* **EXERCISE INSTRUCTIONS**: Type out the material below exactly.

▶

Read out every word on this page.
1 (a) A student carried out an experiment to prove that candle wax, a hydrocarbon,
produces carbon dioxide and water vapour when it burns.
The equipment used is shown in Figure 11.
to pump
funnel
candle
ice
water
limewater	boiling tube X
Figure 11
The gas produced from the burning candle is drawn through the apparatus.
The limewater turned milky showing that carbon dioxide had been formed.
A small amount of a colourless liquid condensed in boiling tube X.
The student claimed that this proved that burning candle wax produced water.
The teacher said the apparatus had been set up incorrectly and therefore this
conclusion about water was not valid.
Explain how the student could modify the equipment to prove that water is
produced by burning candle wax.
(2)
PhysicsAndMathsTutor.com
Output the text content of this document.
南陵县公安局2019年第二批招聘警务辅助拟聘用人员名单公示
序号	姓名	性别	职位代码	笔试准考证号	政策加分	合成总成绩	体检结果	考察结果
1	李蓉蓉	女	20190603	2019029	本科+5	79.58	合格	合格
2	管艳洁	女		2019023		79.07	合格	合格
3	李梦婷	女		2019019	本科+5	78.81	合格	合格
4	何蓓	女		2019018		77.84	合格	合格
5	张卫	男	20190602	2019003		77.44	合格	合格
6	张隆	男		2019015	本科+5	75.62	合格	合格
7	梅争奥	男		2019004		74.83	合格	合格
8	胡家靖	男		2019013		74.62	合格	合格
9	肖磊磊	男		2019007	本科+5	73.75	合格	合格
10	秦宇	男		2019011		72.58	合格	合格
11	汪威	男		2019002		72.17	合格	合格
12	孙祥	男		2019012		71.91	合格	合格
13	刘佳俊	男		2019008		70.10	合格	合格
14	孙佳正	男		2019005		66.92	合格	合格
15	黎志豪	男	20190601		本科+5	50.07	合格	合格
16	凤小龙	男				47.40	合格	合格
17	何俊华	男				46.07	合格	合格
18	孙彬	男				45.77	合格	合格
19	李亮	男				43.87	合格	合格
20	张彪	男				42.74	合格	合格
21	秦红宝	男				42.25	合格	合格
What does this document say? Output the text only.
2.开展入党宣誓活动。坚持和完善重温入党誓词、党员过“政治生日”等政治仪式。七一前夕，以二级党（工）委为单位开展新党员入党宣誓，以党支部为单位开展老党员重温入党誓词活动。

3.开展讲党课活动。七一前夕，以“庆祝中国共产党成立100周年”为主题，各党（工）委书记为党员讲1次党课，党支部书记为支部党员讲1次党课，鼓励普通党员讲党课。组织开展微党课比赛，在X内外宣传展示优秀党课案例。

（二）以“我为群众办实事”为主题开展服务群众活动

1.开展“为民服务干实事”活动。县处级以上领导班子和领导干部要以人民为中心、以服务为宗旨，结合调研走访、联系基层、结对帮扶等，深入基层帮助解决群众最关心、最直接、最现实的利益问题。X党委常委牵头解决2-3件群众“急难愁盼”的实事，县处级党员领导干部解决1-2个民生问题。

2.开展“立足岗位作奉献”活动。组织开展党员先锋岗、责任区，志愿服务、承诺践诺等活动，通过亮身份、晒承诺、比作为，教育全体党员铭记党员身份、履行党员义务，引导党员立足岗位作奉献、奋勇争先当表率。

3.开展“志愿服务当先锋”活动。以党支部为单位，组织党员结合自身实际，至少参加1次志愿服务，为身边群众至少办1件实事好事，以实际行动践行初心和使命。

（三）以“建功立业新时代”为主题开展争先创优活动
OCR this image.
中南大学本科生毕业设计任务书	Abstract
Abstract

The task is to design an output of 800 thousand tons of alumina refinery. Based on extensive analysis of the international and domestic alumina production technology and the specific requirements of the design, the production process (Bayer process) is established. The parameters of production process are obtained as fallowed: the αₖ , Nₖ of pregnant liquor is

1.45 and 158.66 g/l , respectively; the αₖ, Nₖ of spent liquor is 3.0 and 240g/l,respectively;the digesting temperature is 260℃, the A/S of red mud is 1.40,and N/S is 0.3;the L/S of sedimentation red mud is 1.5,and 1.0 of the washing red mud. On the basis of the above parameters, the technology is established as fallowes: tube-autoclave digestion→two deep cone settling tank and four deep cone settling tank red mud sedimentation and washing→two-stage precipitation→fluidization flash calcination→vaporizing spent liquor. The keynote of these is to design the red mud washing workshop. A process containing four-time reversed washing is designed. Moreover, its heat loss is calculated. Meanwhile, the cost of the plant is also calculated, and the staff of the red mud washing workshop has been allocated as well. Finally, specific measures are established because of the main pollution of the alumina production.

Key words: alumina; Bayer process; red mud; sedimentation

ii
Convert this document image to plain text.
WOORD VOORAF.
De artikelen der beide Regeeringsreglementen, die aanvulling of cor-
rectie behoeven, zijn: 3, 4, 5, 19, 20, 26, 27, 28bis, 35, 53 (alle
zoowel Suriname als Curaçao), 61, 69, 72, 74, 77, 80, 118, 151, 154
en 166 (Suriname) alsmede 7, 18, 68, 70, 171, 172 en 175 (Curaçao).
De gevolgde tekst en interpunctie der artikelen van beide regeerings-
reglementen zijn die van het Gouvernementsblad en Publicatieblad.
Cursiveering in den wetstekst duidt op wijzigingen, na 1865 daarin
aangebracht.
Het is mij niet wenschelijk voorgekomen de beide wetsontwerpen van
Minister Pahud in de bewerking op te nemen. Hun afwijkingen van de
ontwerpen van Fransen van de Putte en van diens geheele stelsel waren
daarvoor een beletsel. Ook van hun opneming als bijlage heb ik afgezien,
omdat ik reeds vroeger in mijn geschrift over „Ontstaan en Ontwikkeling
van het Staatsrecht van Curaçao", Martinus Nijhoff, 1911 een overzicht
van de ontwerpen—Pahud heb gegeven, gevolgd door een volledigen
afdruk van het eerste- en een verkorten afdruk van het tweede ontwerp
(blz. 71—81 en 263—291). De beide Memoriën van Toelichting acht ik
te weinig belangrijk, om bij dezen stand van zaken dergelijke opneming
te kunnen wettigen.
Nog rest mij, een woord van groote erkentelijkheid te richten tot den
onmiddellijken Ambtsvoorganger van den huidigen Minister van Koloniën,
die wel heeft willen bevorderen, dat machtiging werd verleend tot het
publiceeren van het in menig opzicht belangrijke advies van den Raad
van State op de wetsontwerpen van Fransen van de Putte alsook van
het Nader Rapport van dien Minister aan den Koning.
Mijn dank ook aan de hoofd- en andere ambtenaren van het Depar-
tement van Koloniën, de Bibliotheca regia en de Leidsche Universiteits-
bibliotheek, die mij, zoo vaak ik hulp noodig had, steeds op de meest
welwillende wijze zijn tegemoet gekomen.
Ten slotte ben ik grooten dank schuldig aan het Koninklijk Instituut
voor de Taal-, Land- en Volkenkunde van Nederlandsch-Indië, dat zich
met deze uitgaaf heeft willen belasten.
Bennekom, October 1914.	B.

◀

* **WRITTEN ANSWER**:
Read out every word on this page.
1 (a) A student carried out an experiment to prove that candle wax, a hydrocarbon,
produces carbon dioxide and water vapour when it burns.
The equipment used is shown in Figure 11.
to pump
funnel
candle
ice
water
limewater	boiling tube X
Figure 11
The gas produced from the burning candle is drawn through the apparatus.
The limewater turned milky showing that carbon dioxide had been formed.
A small amount of a colourless liquid condensed in boiling tube X.
The student claimed that this proved that burning candle wax produced water.
The teacher said the apparatus had been set up incorrectly and therefore this
conclusion about water was not valid.
Explain how the student could modify the equipment to prove that water is
produced by burning candle wax.
(2)
PhysicsAndMathsTutor.com
Output the text content of this document.
南陵县公安局2019年第二批招聘警务辅助拟聘用人员名单公示
序号	姓名	性别	职位代码	笔试准考证号	政策加分	合成总成绩	体检结果	考察结果
1	李蓉蓉	女	20190603	2019029	本科+5	79.58	合格	合格
2	管艳洁	女		2019023		79.07	合格	合格
3	李梦婷	女		2019019	本科+5	78.81	合格	合格
4	何蓓	女		2019018		77.84	合格	合格
5	张卫	男	20190602	2019003		77.44	合格	合格
6	张隆	男		2019015	本科+5	75.62	合格	合格
7	梅争奥	男		2019004		74.83	合格	合格
8	胡家靖	男		2019013		74.62	合格	合格
9	肖磊磊	男		2019007	本科+5	73.75	合格	合格
10	秦宇	男		2019011		72.58	合格	合格
11	汪威	男		2019002		72.17	合格	合格
12	孙祥	男		2019012		71.91	合格	合格
13	刘佳俊	男		2019008		70.10	合格	合格
14	孙佳正	男		2019005		66.92	合格	合格
15	黎志豪	男	20190601		本科+5	50.07	合格	合格
16	凤小龙	男				47.40	合格	合格
17	何俊华	男				46.07	合格	合格
18	孙彬	男				45.77	合格	合格
19	李亮	男				43.87	合格	合格
20	张彪	男				42.74	合格	合格
21	秦红宝	男				42.25	合格	合格
What does this document say? Output the text only.
2.开展入党宣誓活动。坚持和完善重温入党誓词、党员过“政治生日”等政治仪式。七一前夕，以二级党（工）委为单位开展新党员入党宣誓，以党支部为单位开展老党员重温入党誓词活动。

3.开展讲党课活动。七一前夕，以“庆祝中国共产党成立100周年”为主题，各党（工）委书记为党员讲1次党课，党支部书记为支部党员讲1次党课，鼓励普通党员讲党课。组织开展微党课比赛，在X内外宣传展示优秀党课案例。

（二）以“我为群众办实事”为主题开展服务群众活动

1.开展“为民服务干实事”活动。县处级以上领导班子和领导干部要以人民为中心、以服务为宗旨，结合调研走访、联系基层、结对帮扶等，深入基层帮助解决群众最关心、最直接、最现实的利益问题。X党委常委牵头解决2-3件群众“急难愁盼”的实事，县处级党员领导干部解决1-2个民生问题。

2.开展“立足岗位作奉献”活动。组织开展党员先锋岗、责任区，志愿服务、承诺践诺等活动，通过亮身份、晒承诺、比作为，教育全体党员铭记党员身份、履行党员义务，引导党员立足岗位作奉献、奋勇争先当表率。

3.开展“志愿服务当先锋”活动。以党支部为单位，组织党员结合自身实际，至少参加1次志愿服务，为身边群众至少办1件实事好事，以实际行动践行初心和使命。

（三）以“建功立业新时代”为主题开展争先创优活动
OCR this image.
中南大学本科生毕业设计任务书	Abstract
Abstract

The task is to design an output of 800 thousand tons of alumina refinery. Based on extensive analysis of the international and domestic alumina production technology and the specific requirements of the design, the production process (Bayer process) is established. The parameters of production process are obtained as fallowed: the αₖ , Nₖ of pregnant liquor is

1.45 and 158.66 g/l , respectively; the αₖ, Nₖ of spent liquor is 3.0 and 240g/l,respectively;the digesting temperature is 260℃, the A/S of red mud is 1.40,and N/S is 0.3;the L/S of sedimentation red mud is 1.5,and 1.0 of the washing red mud. On the basis of the above parameters, the technology is established as fallowes: tube-autoclave digestion→two deep cone settling tank and four deep cone settling tank red mud sedimentation and washing→two-stage precipitation→fluidization flash calcination→vaporizing spent liquor. The keynote of these is to design the red mud washing workshop. A process containing four-time reversed washing is designed. Moreover, its heat loss is calculated. Meanwhile, the cost of the plant is also calculated, and the staff of the red mud washing workshop has been allocated as well. Finally, specific measures are established because of the main pollution of the alumina production.

Key words: alumina; Bayer process; red mud; sedimentation

ii
Convert this document image to plain text.
WOORD VOORAF.
De artikelen der beide Regeeringsreglementen, die aanvulling of cor-
rectie behoeven, zijn: 3, 4, 5, 19, 20, 26, 27, 28bis, 35, 53 (alle
zoowel Suriname als Curaçao), 61, 69, 72, 74, 77, 80, 118, 151, 154
en 166 (Suriname) alsmede 7, 18, 68, 70, 171, 172 en 175 (Curaçao).
De gevolgde tekst en interpunctie der artikelen van beide regeerings-
reglementen zijn die van het Gouvernementsblad en Publicatieblad.
Cursiveering in den wetstekst duidt op wijzigingen, na 1865 daarin
aangebracht.
Het is mij niet wenschelijk voorgekomen de beide wetsontwerpen van
Minister Pahud in de bewerking op te nemen. Hun afwijkingen van de
ontwerpen van Fransen van de Putte en van diens geheele stelsel waren
daarvoor een beletsel. Ook van hun opneming als bijlage heb ik afgezien,
omdat ik reeds vroeger in mijn geschrift over „Ontstaan en Ontwikkeling
van het Staatsrecht van Curaçao", Martinus Nijhoff, 1911 een overzicht
van de ontwerpen—Pahud heb gegeven, gevolgd door een volledigen
afdruk van het eerste- en een verkorten afdruk van het tweede ontwerp
(blz. 71—81 en 263—291). De beide Memoriën van Toelichting acht ik
te weinig belangrijk, om bij dezen stand van zaken dergelijke opneming
te kunnen wettigen.
Nog rest mij, een woord van groote erkentelijkheid te richten tot den
onmiddellijken Ambtsvoorganger van den huidigen Minister van Koloniën,
die wel heeft willen bevorderen, dat machtiging werd verleend tot het
publiceeren van het in menig opzicht belangrijke advies van den Raad
van State op de wetsontwerpen van Fransen van de Putte alsook van
het Nader Rapport van dien Minister aan den Koning.
Mijn dank ook aan de hoofd- en andere ambtenaren van het Depar-
tement van Koloniën, de Bibliotheca regia en de Leidsche Universiteits-
bibliotheek, die mij, zoo vaak ik hulp noodig had, steeds op de meest
welwillende wijze zijn tegemoet gekomen.
Ten slotte ben ik grooten dank schuldig aan het Koninklijk Instituut
voor de Taal-, Land- en Volkenkunde van Nederlandsch-Indië, dat zich
met deze uitgaaf heeft willen belasten.
Bennekom, October 1914.	B.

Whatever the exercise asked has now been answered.